## Task details
Please restate the following records word for word.

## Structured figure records

+ + + +

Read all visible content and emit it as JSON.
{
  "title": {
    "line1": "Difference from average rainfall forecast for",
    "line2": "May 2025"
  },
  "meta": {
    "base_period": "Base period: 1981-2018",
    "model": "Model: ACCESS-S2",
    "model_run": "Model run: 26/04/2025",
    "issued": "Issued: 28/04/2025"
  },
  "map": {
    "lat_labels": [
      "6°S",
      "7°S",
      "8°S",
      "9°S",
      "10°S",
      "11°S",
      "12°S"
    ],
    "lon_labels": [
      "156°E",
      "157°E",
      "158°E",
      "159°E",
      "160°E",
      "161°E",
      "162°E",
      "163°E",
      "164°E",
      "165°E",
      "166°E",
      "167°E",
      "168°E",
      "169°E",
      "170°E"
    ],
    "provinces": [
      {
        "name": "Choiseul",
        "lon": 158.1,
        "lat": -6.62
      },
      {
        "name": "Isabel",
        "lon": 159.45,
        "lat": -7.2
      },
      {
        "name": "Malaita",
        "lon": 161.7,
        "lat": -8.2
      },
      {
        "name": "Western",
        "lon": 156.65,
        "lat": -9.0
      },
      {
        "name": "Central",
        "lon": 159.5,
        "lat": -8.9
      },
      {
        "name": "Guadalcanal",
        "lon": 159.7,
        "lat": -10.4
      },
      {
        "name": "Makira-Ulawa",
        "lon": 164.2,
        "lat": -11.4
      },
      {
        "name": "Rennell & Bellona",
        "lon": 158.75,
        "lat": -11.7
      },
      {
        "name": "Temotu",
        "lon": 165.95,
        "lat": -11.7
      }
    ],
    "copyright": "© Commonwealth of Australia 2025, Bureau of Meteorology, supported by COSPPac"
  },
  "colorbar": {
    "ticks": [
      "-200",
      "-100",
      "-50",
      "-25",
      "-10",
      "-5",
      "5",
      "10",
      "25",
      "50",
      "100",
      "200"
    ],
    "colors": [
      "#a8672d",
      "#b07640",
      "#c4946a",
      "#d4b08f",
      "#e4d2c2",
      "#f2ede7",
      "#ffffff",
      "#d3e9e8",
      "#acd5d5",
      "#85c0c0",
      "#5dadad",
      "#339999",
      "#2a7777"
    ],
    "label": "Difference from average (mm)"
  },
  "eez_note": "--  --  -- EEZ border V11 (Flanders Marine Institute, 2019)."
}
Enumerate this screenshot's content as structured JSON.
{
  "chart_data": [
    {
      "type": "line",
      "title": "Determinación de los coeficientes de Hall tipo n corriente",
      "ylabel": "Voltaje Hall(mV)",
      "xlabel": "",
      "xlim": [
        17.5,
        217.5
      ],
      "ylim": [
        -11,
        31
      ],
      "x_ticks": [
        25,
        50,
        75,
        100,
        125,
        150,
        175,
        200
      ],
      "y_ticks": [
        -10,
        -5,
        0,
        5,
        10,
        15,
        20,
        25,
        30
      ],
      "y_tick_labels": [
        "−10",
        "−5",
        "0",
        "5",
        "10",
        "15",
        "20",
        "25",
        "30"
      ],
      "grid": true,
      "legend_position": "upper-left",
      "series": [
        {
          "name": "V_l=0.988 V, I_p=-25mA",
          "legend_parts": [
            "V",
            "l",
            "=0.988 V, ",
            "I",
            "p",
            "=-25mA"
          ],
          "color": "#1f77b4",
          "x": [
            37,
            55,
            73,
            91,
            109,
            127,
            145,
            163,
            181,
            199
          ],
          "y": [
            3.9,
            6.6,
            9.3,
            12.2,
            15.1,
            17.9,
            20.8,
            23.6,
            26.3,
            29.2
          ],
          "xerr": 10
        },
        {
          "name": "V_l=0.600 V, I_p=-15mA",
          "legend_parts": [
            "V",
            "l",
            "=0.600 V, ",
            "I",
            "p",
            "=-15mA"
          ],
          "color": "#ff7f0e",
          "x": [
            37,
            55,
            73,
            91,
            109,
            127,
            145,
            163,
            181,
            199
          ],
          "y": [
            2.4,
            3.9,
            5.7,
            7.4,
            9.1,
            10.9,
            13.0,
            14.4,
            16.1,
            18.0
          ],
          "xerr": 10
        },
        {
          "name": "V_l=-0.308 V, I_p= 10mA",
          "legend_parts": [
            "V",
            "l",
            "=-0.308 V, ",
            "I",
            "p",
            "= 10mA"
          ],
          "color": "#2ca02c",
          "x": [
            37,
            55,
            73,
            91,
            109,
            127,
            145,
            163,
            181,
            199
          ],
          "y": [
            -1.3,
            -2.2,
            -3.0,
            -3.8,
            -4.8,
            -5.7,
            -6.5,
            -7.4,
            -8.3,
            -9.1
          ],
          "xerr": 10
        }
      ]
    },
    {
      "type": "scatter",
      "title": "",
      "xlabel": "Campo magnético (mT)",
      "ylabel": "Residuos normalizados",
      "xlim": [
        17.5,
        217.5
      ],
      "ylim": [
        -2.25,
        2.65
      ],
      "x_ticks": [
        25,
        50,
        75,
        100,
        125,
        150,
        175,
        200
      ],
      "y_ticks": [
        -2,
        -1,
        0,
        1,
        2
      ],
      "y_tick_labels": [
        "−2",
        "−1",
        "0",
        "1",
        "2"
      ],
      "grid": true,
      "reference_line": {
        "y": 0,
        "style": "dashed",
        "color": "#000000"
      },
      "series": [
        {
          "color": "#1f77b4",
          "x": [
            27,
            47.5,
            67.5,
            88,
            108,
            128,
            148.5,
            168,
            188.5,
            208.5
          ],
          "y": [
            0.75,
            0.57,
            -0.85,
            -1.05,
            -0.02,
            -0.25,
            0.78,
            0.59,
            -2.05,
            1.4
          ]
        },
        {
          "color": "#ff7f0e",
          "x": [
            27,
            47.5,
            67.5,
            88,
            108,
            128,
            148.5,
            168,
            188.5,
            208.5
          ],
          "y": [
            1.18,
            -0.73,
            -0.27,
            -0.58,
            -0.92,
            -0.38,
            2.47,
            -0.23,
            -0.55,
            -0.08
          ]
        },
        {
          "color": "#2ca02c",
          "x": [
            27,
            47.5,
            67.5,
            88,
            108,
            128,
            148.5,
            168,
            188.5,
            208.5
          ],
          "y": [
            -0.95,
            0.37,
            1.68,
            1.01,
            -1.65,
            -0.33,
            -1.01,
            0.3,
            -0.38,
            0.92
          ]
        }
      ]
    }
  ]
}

+ + + +

## Answer to the task
Read all visible content and emit it as JSON.
{
  "title": {
    "line1": "Difference from average rainfall forecast for",
    "line2": "May 2025"
  },
  "meta": {
    "base_period": "Base period: 1981-2018",
    "model": "Model: ACCESS-S2",
    "model_run": "Model run: 26/04/2025",
    "issued": "Issued: 28/04/2025"
  },
  "map": {
    "lat_labels": [
      "6°S",
      "7°S",
      "8°S",
      "9°S",
      "10°S",
      "11°S",
      "12°S"
    ],
    "lon_labels": [
      "156°E",
      "157°E",
      "158°E",
      "159°E",
      "160°E",
      "161°E",
      "162°E",
      "163°E",
      "164°E",
      "165°E",
      "166°E",
      "167°E",
      "168°E",
      "169°E",
      "170°E"
    ],
    "provinces": [
      {
        "name": "Choiseul",
        "lon": 158.1,
        "lat": -6.62
      },
      {
        "name": "Isabel",
        "lon": 159.45,
        "lat": -7.2
      },
      {
        "name": "Malaita",
        "lon": 161.7,
        "lat": -8.2
      },
      {
        "name": "Western",
        "lon": 156.65,
        "lat": -9.0
      },
      {
        "name": "Central",
        "lon": 159.5,
        "lat": -8.9
      },
      {
        "name": "Guadalcanal",
        "lon": 159.7,
        "lat": -10.4
      },
      {
        "name": "Makira-Ulawa",
        "lon": 164.2,
        "lat": -11.4
      },
      {
        "name": "Rennell & Bellona",
        "lon": 158.75,
        "lat": -11.7
      },
      {
        "name": "Temotu",
        "lon": 165.95,
        "lat": -11.7
      }
    ],
    "copyright": "© Commonwealth of Australia 2025, Bureau of Meteorology, supported by COSPPac"
  },
  "colorbar": {
    "ticks": [
      "-200",
      "-100",
      "-50",
      "-25",
      "-10",
      "-5",
      "5",
      "10",
      "25",
      "50",
      "100",
      "200"
    ],
    "colors": [
      "#a8672d",
      "#b07640",
      "#c4946a",
      "#d4b08f",
      "#e4d2c2",
      "#f2ede7",
      "#ffffff",
      "#d3e9e8",
      "#acd5d5",
      "#85c0c0",
      "#5dadad",
      "#339999",
      "#2a7777"
    ],
    "label": "Difference from average (mm)"
  },
  "eez_note": "--  --  -- EEZ border V11 (Flanders Marine Institute, 2019)."
}
Enumerate this screenshot's content as structured JSON.
{
  "chart_data": [
    {
      "type": "line",
      "title": "Determinación de los coeficientes de Hall tipo n corriente",
      "ylabel": "Voltaje Hall(mV)",
      "xlabel": "",
      "xlim": [
        17.5,
        217.5
      ],
      "ylim": [
        -11,
        31
      ],
      "x_ticks": [
        25,
        50,
        75,
        100,
        125,
        150,
        175,
        200
      ],
      "y_ticks": [
        -10,
        -5,
        0,
        5,
        10,
        15,
        20,
        25,
        30
      ],
      "y_tick_labels": [
        "−10",
        "−5",
        "0",
        "5",
        "10",
        "15",
        "20",
        "25",
        "30"
      ],
      "grid": true,
      "legend_position": "upper-left",
      "series": [
        {
          "name": "V_l=0.988 V, I_p=-25mA",
          "legend_parts": [
            "V",
            "l",
            "=0.988 V, ",
            "I",
            "p",
            "=-25mA"
          ],
          "color": "#1f77b4",
          "x": [
            37,
            55,
            73,
            91,
            109,
            127,
            145,
            163,
            181,
            199
          ],
          "y": [
            3.9,
            6.6,
            9.3,
            12.2,
            15.1,
            17.9,
            20.8,
            23.6,
            26.3,
            29.2
          ],
          "xerr": 10
        },
        {
          "name": "V_l=0.600 V, I_p=-15mA",
          "legend_parts": [
            "V",
            "l",
            "=0.600 V, ",
            "I",
            "p",
            "=-15mA"
          ],
          "color": "#ff7f0e",
          "x": [
            37,
            55,
            73,
            91,
            109,
            127,
            145,
            163,
            181,
            199
          ],
          "y": [
            2.4,
            3.9,
            5.7,
            7.4,
            9.1,
            10.9,
            13.0,
            14.4,
            16.1,
            18.0
          ],
          "xerr": 10
        },
        {
          "name": "V_l=-0.308 V, I_p= 10mA",
          "legend_parts": [
            "V",
            "l",
            "=-0.308 V, ",
            "I",
            "p",
            "= 10mA"
          ],
          "color": "#2ca02c",
          "x": [
            37,
            55,
            73,
            91,
            109,
            127,
            145,
            163,
            181,
            199
          ],
          "y": [
            -1.3,
            -2.2,
            -3.0,
            -3.8,
            -4.8,
            -5.7,
            -6.5,
            -7.4,
            -8.3,
            -9.1
          ],
          "xerr": 10
        }
      ]
    },
    {
      "type": "scatter",
      "title": "",
      "xlabel": "Campo magnético (mT)",
      "ylabel": "Residuos normalizados",
      "xlim": [
        17.5,
        217.5
      ],
      "ylim": [
        -2.25,
        2.65
      ],
      "x_ticks": [
        25,
        50,
        75,
        100,
        125,
        150,
        175,
        200
      ],
      "y_ticks": [
        -2,
        -1,
        0,
        1,
        2
      ],
      "y_tick_labels": [
        "−2",
        "−1",
        "0",
        "1",
        "2"
      ],
      "grid": true,
      "reference_line": {
        "y": 0,
        "style": "dashed",
        "color": "#000000"
      },
      "series": [
        {
          "color": "#1f77b4",
          "x": [
            27,
            47.5,
            67.5,
            88,
            108,
            128,
            148.5,
            168,
            188.5,
            208.5
          ],
          "y": [
            0.75,
            0.57,
            -0.85,
            -1.05,
            -0.02,
            -0.25,
            0.78,
            0.59,
            -2.05,
            1.4
          ]
        },
        {
          "color": "#ff7f0e",
          "x": [
            27,
            47.5,
            67.5,
            88,
            108,
            128,
            148.5,
            168,
            188.5,
            208.5
          ],
          "y": [
            1.18,
            -0.73,
            -0.27,
            -0.58,
            -0.92,
            -0.38,
            2.47,
            -0.23,
            -0.55,
            -0.08
          ]
        },
        {
          "color": "#2ca02c",
          "x": [
            27,
            47.5,
            67.5,
            88,
            108,
            128,
            148.5,
            168,
            188.5,
            208.5
          ],
          "y": [
            -0.95,
            0.37,
            1.68,
            1.01,
            -1.65,
            -0.33,
            -1.01,
            0.3,
            -0.38,
            0.92
          ]
        }
      ]
    }
  ]
}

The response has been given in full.